[WORKING DATA — start]

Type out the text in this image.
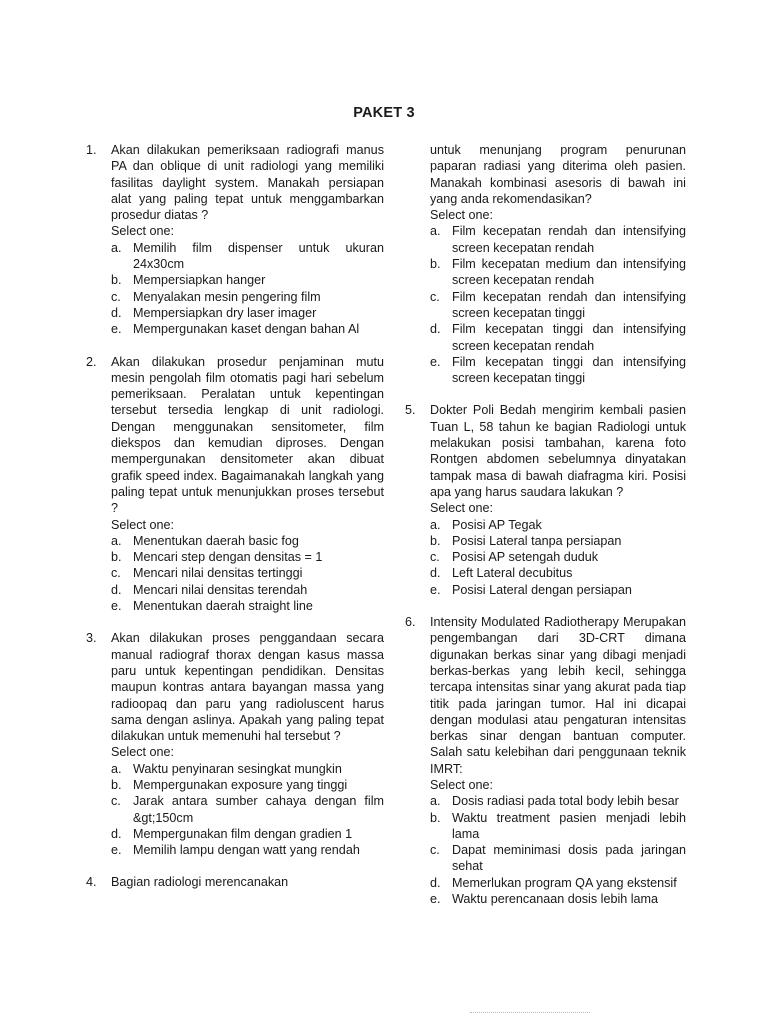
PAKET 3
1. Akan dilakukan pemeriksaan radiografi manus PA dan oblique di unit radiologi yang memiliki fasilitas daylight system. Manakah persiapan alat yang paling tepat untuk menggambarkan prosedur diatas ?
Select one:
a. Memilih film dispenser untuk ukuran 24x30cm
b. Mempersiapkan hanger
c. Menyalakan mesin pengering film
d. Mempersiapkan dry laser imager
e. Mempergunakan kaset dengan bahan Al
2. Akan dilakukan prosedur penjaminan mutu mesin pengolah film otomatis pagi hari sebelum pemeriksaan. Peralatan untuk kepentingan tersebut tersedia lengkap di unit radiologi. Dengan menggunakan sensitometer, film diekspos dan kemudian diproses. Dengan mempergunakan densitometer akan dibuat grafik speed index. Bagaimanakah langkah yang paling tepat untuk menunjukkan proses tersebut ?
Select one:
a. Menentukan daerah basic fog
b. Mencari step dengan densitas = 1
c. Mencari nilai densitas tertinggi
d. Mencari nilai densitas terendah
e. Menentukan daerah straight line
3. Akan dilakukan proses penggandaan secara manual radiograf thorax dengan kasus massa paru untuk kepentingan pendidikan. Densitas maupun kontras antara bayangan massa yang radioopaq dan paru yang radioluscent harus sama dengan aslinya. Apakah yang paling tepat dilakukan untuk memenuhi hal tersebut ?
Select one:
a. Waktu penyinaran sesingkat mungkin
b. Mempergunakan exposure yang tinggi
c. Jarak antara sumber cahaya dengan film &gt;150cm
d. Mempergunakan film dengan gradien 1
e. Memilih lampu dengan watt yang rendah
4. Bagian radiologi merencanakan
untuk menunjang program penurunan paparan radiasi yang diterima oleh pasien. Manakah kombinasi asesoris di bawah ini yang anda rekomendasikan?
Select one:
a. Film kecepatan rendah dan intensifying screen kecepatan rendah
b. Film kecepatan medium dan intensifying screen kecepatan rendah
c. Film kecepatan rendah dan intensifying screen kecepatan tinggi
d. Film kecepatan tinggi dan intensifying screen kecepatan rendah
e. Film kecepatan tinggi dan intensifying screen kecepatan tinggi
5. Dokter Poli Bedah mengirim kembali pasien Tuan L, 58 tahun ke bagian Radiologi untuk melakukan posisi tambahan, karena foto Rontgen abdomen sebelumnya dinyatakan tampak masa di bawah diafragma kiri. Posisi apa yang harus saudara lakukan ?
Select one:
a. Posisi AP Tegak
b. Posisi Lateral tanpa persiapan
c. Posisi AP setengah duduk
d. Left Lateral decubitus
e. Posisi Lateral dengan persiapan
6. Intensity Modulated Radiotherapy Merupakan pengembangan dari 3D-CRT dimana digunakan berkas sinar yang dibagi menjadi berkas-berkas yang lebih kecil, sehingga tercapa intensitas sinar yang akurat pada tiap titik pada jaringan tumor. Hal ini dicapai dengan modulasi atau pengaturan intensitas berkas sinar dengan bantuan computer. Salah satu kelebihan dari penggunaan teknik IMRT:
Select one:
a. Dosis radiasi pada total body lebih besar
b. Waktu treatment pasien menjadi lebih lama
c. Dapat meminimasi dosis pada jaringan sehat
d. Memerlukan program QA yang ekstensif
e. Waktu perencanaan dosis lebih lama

[WORKING DATA — finish]

▸ **WHAT YOU SHOULD DO**:
Only the lines with "program" are needed; find them in the records and copy each one.

▸ **SOLUTION FOR THIS PROBLEM**:
untuk menunjang program penurunan paparan radiasi yang diterima oleh pasien. Manakah kombinasi asesoris di bawah ini yang anda rekomendasikan?
d. Memerlukan program QA yang ekstensif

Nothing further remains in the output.